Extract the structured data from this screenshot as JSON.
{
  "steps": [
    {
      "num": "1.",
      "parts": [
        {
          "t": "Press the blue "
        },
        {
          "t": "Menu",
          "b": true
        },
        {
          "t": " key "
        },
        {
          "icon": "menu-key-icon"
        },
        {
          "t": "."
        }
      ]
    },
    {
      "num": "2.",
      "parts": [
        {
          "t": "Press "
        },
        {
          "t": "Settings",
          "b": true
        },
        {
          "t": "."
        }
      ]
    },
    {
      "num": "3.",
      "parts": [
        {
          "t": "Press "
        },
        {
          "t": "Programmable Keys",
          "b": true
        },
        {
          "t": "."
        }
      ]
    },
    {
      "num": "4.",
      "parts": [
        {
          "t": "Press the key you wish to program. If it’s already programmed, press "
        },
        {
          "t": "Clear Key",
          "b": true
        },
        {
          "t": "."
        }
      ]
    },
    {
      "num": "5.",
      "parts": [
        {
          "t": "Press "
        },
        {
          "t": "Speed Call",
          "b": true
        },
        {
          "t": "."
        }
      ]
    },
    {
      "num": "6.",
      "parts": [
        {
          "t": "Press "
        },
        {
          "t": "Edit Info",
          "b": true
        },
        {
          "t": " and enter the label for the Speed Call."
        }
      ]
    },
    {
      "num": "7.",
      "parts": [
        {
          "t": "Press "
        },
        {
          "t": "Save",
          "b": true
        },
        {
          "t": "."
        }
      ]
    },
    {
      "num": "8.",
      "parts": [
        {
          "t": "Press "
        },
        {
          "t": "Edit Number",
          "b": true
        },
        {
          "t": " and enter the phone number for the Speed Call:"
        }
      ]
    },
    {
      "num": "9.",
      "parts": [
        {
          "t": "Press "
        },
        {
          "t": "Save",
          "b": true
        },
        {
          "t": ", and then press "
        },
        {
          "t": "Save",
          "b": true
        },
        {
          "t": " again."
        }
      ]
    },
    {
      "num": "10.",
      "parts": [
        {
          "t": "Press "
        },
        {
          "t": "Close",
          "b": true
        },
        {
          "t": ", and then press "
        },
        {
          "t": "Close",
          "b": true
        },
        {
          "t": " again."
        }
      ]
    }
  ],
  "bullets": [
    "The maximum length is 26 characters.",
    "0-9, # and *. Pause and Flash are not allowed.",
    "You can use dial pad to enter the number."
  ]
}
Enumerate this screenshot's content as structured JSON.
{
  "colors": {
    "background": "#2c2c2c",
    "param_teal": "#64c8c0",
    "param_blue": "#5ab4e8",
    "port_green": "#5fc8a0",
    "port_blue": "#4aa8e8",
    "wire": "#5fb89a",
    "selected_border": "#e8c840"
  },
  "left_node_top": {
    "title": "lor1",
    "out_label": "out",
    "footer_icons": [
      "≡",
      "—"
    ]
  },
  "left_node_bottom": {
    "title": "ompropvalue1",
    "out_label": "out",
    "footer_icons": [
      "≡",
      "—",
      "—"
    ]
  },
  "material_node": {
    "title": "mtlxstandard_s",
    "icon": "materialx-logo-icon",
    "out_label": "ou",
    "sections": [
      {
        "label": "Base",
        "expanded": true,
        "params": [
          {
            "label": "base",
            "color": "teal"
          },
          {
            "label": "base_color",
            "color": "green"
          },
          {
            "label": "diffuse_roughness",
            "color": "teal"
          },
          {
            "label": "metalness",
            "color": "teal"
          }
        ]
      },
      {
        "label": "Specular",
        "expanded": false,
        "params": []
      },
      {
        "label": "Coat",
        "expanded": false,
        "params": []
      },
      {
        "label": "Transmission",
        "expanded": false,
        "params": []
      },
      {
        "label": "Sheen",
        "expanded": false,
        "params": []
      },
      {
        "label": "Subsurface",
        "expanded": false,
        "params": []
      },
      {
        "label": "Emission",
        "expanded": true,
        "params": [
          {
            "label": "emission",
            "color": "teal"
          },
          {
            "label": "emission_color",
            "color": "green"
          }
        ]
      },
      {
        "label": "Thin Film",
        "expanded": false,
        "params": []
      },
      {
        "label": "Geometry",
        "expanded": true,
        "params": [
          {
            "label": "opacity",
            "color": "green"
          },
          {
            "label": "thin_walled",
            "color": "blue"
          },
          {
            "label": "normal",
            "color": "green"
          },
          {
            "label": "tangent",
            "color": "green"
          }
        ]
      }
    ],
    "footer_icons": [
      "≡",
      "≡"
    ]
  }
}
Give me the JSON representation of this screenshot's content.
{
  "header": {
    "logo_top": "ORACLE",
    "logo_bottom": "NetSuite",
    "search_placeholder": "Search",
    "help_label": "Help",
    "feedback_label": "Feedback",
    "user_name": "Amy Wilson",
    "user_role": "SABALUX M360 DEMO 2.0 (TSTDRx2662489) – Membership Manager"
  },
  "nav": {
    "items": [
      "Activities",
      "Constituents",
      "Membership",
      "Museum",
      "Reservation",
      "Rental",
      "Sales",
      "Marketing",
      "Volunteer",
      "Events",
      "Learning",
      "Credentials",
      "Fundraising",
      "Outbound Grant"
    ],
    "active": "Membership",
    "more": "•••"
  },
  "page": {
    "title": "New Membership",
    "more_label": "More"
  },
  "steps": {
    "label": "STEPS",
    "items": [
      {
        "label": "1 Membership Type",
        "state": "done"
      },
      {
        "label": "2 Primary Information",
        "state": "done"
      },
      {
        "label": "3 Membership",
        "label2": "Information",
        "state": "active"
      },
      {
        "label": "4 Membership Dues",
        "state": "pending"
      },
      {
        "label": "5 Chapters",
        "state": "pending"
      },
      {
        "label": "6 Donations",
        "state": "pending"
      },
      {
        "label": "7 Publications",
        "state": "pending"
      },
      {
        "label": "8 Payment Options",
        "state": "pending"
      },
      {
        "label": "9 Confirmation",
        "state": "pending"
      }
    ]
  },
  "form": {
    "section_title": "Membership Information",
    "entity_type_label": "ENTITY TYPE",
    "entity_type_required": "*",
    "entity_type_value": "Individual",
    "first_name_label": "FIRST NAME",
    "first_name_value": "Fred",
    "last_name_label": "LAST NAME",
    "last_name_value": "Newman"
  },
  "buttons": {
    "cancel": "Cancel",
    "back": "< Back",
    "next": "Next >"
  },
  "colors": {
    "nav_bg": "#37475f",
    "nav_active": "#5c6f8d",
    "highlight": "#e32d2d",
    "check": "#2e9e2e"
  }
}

━━━

▸ **TASK REQUIREMENTS**:
Please reproduce the entire listing, exactly as shown.

▸ **OUTPUT FOR THIS EXERCISE**:
Extract the structured data from this screenshot as JSON.
{
  "steps": [
    {
      "num": "1.",
      "parts": [
        {
          "t": "Press the blue "
        },
        {
          "t": "Menu",
          "b": true
        },
        {
          "t": " key "
        },
        {
          "icon": "menu-key-icon"
        },
        {
          "t": "."
        }
      ]
    },
    {
      "num": "2.",
      "parts": [
        {
          "t": "Press "
        },
        {
          "t": "Settings",
          "b": true
        },
        {
          "t": "."
        }
      ]
    },
    {
      "num": "3.",
      "parts": [
        {
          "t": "Press "
        },
        {
          "t": "Programmable Keys",
          "b": true
        },
        {
          "t": "."
        }
      ]
    },
    {
      "num": "4.",
      "parts": [
        {
          "t": "Press the key you wish to program. If it’s already programmed, press "
        },
        {
          "t": "Clear Key",
          "b": true
        },
        {
          "t": "."
        }
      ]
    },
    {
      "num": "5.",
      "parts": [
        {
          "t": "Press "
        },
        {
          "t": "Speed Call",
          "b": true
        },
        {
          "t": "."
        }
      ]
    },
    {
      "num": "6.",
      "parts": [
        {
          "t": "Press "
        },
        {
          "t": "Edit Info",
          "b": true
        },
        {
          "t": " and enter the label for the Speed Call."
        }
      ]
    },
    {
      "num": "7.",
      "parts": [
        {
          "t": "Press "
        },
        {
          "t": "Save",
          "b": true
        },
        {
          "t": "."
        }
      ]
    },
    {
      "num": "8.",
      "parts": [
        {
          "t": "Press "
        },
        {
          "t": "Edit Number",
          "b": true
        },
        {
          "t": " and enter the phone number for the Speed Call:"
        }
      ]
    },
    {
      "num": "9.",
      "parts": [
        {
          "t": "Press "
        },
        {
          "t": "Save",
          "b": true
        },
        {
          "t": ", and then press "
        },
        {
          "t": "Save",
          "b": true
        },
        {
          "t": " again."
        }
      ]
    },
    {
      "num": "10.",
      "parts": [
        {
          "t": "Press "
        },
        {
          "t": "Close",
          "b": true
        },
        {
          "t": ", and then press "
        },
        {
          "t": "Close",
          "b": true
        },
        {
          "t": " again."
        }
      ]
    }
  ],
  "bullets": [
    "The maximum length is 26 characters.",
    "0-9, # and *. Pause and Flash are not allowed.",
    "You can use dial pad to enter the number."
  ]
}
Enumerate this screenshot's content as structured JSON.
{
  "colors": {
    "background": "#2c2c2c",
    "param_teal": "#64c8c0",
    "param_blue": "#5ab4e8",
    "port_green": "#5fc8a0",
    "port_blue": "#4aa8e8",
    "wire": "#5fb89a",
    "selected_border": "#e8c840"
  },
  "left_node_top": {
    "title": "lor1",
    "out_label": "out",
    "footer_icons": [
      "≡",
      "—"
    ]
  },
  "left_node_bottom": {
    "title": "ompropvalue1",
    "out_label": "out",
    "footer_icons": [
      "≡",
      "—",
      "—"
    ]
  },
  "material_node": {
    "title": "mtlxstandard_s",
    "icon": "materialx-logo-icon",
    "out_label": "ou",
    "sections": [
      {
        "label": "Base",
        "expanded": true,
        "params": [
          {
            "label": "base",
            "color": "teal"
          },
          {
            "label": "base_color",
            "color": "green"
          },
          {
            "label": "diffuse_roughness",
            "color": "teal"
          },
          {
            "label": "metalness",
            "color": "teal"
          }
        ]
      },
      {
        "label": "Specular",
        "expanded": false,
        "params": []
      },
      {
        "label": "Coat",
        "expanded": false,
        "params": []
      },
      {
        "label": "Transmission",
        "expanded": false,
        "params": []
      },
      {
        "label": "Sheen",
        "expanded": false,
        "params": []
      },
      {
        "label": "Subsurface",
        "expanded": false,
        "params": []
      },
      {
        "label": "Emission",
        "expanded": true,
        "params": [
          {
            "label": "emission",
            "color": "teal"
          },
          {
            "label": "emission_color",
            "color": "green"
          }
        ]
      },
      {
        "label": "Thin Film",
        "expanded": false,
        "params": []
      },
      {
        "label": "Geometry",
        "expanded": true,
        "params": [
          {
            "label": "opacity",
            "color": "green"
          },
          {
            "label": "thin_walled",
            "color": "blue"
          },
          {
            "label": "normal",
            "color": "green"
          },
          {
            "label": "tangent",
            "color": "green"
          }
        ]
      }
    ],
    "footer_icons": [
      "≡",
      "≡"
    ]
  }
}
Give me the JSON representation of this screenshot's content.
{
  "header": {
    "logo_top": "ORACLE",
    "logo_bottom": "NetSuite",
    "search_placeholder": "Search",
    "help_label": "Help",
    "feedback_label": "Feedback",
    "user_name": "Amy Wilson",
    "user_role": "SABALUX M360 DEMO 2.0 (TSTDRx2662489) – Membership Manager"
  },
  "nav": {
    "items": [
      "Activities",
      "Constituents",
      "Membership",
      "Museum",
      "Reservation",
      "Rental",
      "Sales",
      "Marketing",
      "Volunteer",
      "Events",
      "Learning",
      "Credentials",
      "Fundraising",
      "Outbound Grant"
    ],
    "active": "Membership",
    "more": "•••"
  },
  "page": {
    "title": "New Membership",
    "more_label": "More"
  },
  "steps": {
    "label": "STEPS",
    "items": [
      {
        "label": "1 Membership Type",
        "state": "done"
      },
      {
        "label": "2 Primary Information",
        "state": "done"
      },
      {
        "label": "3 Membership",
        "label2": "Information",
        "state": "active"
      },
      {
        "label": "4 Membership Dues",
        "state": "pending"
      },
      {
        "label": "5 Chapters",
        "state": "pending"
      },
      {
        "label": "6 Donations",
        "state": "pending"
      },
      {
        "label": "7 Publications",
        "state": "pending"
      },
      {
        "label": "8 Payment Options",
        "state": "pending"
      },
      {
        "label": "9 Confirmation",
        "state": "pending"
      }
    ]
  },
  "form": {
    "section_title": "Membership Information",
    "entity_type_label": "ENTITY TYPE",
    "entity_type_required": "*",
    "entity_type_value": "Individual",
    "first_name_label": "FIRST NAME",
    "first_name_value": "Fred",
    "last_name_label": "LAST NAME",
    "last_name_value": "Newman"
  },
  "buttons": {
    "cancel": "Cancel",
    "back": "< Back",
    "next": "Next >"
  },
  "colors": {
    "nav_bg": "#37475f",
    "nav_active": "#5c6f8d",
    "highlight": "#e32d2d",
    "check": "#2e9e2e"
  }
}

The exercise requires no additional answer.